## Task instructions
Copy out all the lines where "left" shows up.

* start *

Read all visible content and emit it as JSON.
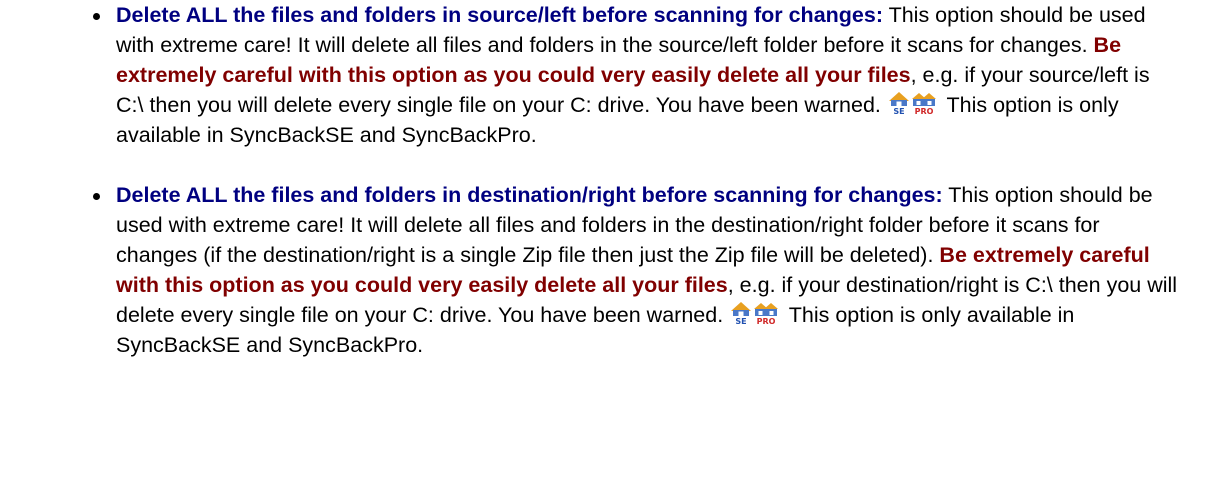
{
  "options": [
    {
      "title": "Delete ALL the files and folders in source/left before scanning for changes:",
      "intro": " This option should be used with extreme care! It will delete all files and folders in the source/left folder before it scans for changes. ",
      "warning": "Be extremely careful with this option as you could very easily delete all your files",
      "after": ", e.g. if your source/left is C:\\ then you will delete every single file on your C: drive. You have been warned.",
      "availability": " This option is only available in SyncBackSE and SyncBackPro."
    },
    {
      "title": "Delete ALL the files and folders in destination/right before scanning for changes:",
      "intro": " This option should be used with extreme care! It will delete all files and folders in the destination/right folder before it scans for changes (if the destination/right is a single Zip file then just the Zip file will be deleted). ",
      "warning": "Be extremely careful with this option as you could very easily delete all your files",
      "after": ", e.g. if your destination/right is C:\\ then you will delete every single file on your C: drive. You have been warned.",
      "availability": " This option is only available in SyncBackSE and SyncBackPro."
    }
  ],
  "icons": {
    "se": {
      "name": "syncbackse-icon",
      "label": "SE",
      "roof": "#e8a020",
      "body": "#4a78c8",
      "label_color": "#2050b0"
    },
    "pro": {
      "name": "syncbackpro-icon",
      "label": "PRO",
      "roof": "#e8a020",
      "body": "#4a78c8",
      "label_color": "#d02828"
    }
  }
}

* end *
* start *

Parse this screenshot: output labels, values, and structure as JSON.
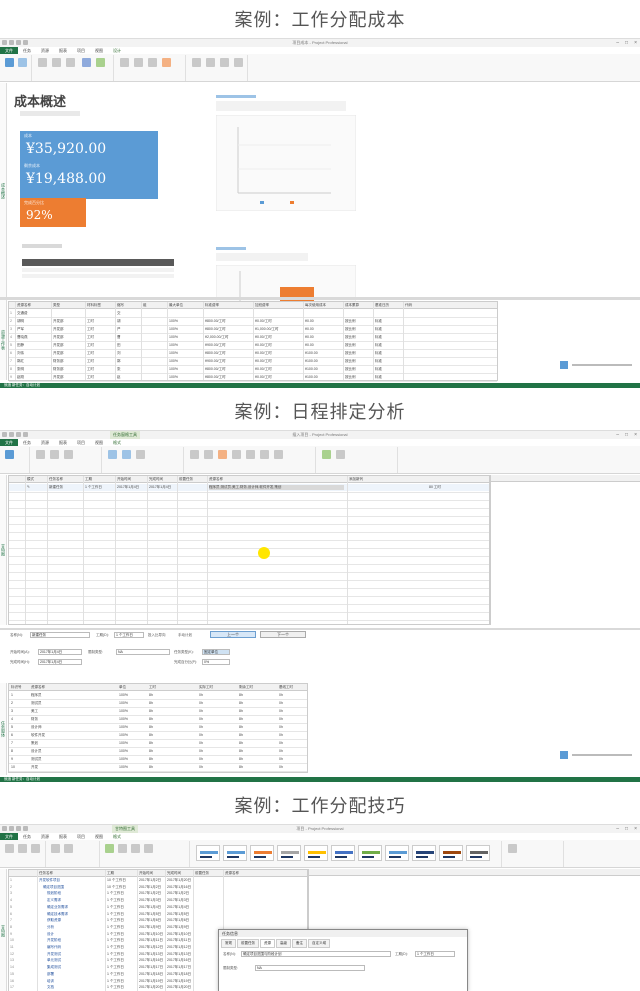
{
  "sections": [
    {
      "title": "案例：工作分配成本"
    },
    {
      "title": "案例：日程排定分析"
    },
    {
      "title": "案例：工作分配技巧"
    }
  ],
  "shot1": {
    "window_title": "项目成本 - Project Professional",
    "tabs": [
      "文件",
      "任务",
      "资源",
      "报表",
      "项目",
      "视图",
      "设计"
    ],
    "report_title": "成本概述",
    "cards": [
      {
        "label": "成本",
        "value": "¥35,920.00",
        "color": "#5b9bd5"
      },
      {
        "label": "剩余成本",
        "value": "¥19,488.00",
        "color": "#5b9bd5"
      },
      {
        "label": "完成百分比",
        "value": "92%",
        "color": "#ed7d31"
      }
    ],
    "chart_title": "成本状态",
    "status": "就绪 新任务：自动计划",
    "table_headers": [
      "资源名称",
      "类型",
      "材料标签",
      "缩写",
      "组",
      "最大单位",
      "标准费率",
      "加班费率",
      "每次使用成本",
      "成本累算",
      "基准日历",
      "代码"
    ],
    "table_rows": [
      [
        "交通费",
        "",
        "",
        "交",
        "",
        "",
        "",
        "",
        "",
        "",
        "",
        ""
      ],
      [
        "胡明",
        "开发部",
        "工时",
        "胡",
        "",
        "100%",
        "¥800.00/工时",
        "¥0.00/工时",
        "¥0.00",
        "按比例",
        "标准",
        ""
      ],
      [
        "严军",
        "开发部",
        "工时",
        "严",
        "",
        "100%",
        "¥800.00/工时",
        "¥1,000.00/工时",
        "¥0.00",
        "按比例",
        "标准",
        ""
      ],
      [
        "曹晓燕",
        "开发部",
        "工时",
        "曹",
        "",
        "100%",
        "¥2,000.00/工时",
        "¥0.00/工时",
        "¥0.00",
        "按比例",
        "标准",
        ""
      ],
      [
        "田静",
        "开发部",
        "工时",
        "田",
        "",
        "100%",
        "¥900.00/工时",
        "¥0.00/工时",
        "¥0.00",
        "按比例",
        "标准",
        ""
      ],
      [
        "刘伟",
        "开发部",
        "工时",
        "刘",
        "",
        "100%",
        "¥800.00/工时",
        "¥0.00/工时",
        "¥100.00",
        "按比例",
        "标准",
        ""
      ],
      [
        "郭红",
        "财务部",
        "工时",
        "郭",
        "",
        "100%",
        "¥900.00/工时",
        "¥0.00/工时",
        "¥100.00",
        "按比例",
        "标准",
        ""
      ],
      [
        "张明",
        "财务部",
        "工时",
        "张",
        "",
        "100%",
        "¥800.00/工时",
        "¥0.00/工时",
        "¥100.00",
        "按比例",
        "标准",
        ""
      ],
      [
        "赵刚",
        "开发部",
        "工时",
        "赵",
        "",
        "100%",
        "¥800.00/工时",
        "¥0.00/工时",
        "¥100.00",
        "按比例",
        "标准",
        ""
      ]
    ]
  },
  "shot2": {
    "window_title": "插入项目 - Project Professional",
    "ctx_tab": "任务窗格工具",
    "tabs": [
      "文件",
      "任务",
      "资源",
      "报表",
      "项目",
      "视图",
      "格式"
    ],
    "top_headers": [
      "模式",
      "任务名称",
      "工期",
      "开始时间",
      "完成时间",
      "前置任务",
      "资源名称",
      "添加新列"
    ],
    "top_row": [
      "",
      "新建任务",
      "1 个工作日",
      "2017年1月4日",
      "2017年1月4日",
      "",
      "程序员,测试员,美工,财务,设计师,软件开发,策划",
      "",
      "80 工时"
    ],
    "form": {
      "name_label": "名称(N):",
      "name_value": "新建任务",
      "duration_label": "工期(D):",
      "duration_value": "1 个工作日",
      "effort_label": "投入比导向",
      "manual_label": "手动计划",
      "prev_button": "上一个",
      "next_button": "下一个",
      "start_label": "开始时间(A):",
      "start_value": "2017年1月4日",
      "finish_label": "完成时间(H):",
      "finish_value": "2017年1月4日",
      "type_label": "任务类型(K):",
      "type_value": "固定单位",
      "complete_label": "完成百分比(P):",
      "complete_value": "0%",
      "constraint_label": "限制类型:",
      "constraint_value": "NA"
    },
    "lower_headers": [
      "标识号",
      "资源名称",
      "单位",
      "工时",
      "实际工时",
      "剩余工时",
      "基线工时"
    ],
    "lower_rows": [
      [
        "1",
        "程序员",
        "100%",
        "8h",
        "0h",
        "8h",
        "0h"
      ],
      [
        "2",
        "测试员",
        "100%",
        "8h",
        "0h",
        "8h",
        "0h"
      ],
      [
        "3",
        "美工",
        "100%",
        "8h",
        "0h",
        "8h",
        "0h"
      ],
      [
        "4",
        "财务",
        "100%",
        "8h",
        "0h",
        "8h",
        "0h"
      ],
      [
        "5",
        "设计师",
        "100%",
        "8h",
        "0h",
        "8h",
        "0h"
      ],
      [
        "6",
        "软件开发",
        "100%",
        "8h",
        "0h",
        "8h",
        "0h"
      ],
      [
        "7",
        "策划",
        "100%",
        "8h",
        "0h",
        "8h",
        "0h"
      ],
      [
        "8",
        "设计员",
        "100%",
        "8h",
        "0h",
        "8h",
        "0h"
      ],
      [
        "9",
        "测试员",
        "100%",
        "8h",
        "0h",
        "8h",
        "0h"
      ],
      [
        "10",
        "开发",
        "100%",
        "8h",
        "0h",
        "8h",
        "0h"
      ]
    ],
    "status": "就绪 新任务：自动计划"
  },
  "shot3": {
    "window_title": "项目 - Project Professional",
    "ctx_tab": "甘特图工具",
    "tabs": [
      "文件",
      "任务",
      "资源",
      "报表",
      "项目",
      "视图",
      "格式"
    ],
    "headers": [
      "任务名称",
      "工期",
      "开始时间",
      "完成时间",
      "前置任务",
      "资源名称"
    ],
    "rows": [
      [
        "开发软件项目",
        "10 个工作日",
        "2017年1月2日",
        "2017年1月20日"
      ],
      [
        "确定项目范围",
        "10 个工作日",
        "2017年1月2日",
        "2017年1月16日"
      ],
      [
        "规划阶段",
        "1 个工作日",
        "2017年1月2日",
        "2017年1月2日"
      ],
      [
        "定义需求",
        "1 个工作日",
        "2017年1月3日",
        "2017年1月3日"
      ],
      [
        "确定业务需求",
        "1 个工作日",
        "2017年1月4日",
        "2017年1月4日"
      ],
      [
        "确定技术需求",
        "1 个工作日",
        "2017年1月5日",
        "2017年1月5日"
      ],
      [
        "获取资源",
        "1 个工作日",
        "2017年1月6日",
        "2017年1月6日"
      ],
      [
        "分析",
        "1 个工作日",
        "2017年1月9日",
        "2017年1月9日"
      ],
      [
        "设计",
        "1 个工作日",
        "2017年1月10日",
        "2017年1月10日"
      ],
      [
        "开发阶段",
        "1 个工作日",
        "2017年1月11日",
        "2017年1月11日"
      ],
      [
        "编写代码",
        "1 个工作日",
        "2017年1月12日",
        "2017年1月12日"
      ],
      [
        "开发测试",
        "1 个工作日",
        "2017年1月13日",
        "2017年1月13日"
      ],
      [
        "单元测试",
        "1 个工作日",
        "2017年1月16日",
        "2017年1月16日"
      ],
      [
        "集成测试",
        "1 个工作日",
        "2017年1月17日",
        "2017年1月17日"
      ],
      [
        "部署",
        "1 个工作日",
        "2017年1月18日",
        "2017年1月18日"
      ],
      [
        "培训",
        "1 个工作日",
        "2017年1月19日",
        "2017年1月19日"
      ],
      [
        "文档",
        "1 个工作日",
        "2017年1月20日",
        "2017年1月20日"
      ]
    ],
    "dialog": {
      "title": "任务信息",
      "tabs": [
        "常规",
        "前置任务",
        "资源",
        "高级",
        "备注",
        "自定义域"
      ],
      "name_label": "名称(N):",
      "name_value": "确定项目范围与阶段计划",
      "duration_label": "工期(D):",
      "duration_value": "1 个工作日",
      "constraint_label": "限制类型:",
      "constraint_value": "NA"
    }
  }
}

* end *

## Reply to the exercise
      "title": "Delete ALL the files and folders in source/left before scanning for changes:",
      "intro": " This option should be used with extreme care! It will delete all files and folders in the source/left folder before it scans for changes. ",
      "after": ", e.g. if your source/left is C:\\ then you will delete every single file on your C: drive. You have been warned.",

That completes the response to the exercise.